Among the entries, which lines carry the string "text"? Copy each of them.

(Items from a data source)

— Begin —

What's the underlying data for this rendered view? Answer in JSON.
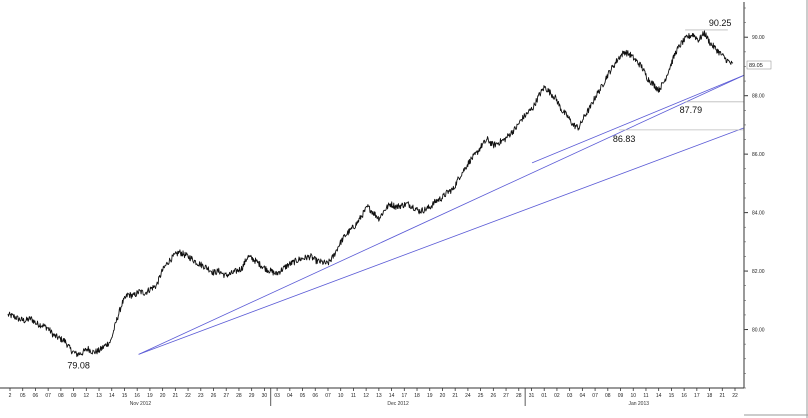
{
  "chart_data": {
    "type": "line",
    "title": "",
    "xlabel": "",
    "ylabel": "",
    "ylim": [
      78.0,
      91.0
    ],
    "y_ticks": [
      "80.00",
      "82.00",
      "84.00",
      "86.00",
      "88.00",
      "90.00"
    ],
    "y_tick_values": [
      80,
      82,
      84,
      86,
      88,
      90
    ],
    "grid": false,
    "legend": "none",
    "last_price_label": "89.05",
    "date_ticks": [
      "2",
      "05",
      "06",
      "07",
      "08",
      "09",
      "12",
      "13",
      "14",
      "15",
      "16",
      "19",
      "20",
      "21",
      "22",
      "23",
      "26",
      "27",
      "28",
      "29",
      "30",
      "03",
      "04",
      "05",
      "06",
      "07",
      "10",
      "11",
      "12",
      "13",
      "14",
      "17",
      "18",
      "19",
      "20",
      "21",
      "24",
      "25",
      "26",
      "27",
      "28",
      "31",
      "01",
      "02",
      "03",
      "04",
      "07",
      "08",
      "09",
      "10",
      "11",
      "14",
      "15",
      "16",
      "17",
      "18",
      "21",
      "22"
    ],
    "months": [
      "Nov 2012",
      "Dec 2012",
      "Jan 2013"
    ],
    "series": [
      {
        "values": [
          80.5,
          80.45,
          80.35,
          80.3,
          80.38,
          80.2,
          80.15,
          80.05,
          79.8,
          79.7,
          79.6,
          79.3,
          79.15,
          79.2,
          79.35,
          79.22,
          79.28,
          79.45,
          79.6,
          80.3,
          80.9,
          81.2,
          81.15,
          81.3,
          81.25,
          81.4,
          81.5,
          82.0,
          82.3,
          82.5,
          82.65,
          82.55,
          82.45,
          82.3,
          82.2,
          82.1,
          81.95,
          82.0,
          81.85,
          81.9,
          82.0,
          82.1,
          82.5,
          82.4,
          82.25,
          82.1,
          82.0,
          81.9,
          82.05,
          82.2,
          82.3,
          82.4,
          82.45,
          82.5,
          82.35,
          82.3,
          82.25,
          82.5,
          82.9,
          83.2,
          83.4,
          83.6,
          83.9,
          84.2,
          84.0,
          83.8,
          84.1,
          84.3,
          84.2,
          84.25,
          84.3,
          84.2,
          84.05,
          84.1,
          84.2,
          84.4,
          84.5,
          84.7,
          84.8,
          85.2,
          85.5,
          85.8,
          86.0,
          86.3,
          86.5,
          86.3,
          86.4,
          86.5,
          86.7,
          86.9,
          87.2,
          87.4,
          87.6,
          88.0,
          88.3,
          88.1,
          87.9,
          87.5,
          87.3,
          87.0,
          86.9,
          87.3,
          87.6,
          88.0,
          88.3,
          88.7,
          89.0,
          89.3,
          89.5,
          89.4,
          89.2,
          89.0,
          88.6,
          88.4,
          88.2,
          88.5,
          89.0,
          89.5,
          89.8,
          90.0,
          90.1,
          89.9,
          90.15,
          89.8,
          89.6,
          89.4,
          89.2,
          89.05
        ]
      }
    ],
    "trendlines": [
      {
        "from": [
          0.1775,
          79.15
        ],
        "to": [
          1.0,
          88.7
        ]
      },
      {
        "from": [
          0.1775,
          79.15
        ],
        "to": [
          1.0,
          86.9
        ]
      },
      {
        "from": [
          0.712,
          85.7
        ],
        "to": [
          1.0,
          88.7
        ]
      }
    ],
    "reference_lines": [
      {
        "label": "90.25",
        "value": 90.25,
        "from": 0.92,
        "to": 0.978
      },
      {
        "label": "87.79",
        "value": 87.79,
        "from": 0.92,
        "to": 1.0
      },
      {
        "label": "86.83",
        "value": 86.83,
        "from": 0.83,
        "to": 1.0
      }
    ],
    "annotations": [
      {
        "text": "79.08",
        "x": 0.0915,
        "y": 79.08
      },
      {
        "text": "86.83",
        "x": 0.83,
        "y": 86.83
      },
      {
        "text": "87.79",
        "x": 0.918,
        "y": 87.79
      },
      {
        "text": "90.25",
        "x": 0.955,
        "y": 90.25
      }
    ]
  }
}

— End —

Task solution =
        "text": "79.08",
        "text": "86.83",
        "text": "87.79",
        "text": "90.25",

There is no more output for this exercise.